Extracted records
+++

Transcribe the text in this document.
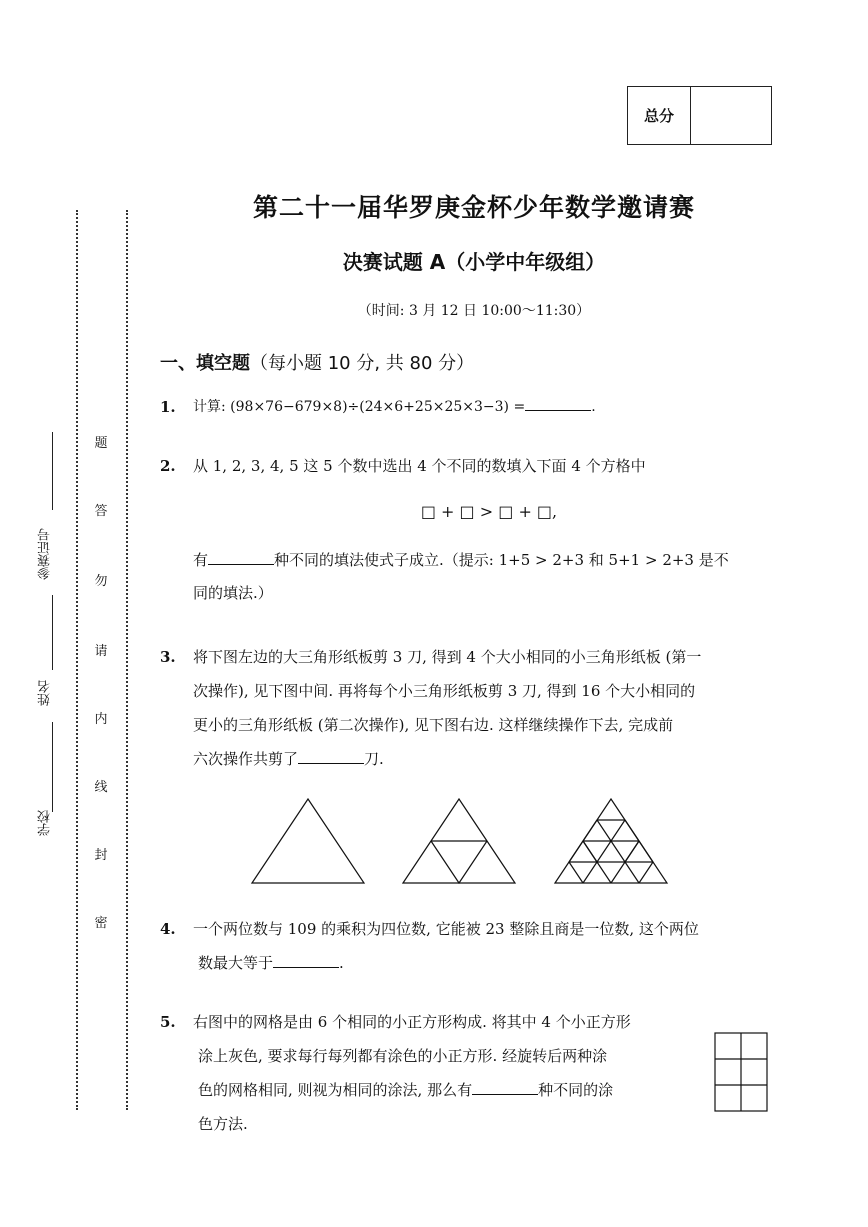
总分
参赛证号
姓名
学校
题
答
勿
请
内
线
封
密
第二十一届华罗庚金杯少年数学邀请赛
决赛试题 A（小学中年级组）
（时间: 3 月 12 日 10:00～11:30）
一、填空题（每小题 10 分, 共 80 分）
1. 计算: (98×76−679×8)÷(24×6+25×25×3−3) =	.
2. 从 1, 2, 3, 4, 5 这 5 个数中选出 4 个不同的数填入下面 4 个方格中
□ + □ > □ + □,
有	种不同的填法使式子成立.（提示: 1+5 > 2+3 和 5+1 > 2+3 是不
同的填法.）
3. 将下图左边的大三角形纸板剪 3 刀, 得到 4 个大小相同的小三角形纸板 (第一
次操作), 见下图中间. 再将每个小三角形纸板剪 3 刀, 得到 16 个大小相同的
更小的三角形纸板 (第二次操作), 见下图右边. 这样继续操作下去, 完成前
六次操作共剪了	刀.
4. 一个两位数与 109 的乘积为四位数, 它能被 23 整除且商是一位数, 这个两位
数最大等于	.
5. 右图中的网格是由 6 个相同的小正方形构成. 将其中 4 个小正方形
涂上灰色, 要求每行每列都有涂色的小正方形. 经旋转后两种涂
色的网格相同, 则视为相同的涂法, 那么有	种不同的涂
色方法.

+++

### Problem description
Transcribe the full listing character for character. Pictures are excluded.

### Result
Transcribe the text in this document.
总分
参赛证号
姓名
学校
题
答
勿
请
内
线
封
密
第二十一届华罗庚金杯少年数学邀请赛
决赛试题 A（小学中年级组）
（时间: 3 月 12 日 10:00～11:30）
一、填空题（每小题 10 分, 共 80 分）
1. 计算: (98×76−679×8)÷(24×6+25×25×3−3) =	.
2. 从 1, 2, 3, 4, 5 这 5 个数中选出 4 个不同的数填入下面 4 个方格中
□ + □ > □ + □,
有	种不同的填法使式子成立.（提示: 1+5 > 2+3 和 5+1 > 2+3 是不
同的填法.）
3. 将下图左边的大三角形纸板剪 3 刀, 得到 4 个大小相同的小三角形纸板 (第一
次操作), 见下图中间. 再将每个小三角形纸板剪 3 刀, 得到 16 个大小相同的
更小的三角形纸板 (第二次操作), 见下图右边. 这样继续操作下去, 完成前
六次操作共剪了	刀.
4. 一个两位数与 109 的乘积为四位数, 它能被 23 整除且商是一位数, 这个两位
数最大等于	.
5. 右图中的网格是由 6 个相同的小正方形构成. 将其中 4 个小正方形
涂上灰色, 要求每行每列都有涂色的小正方形. 经旋转后两种涂
色的网格相同, 则视为相同的涂法, 那么有	种不同的涂
色方法.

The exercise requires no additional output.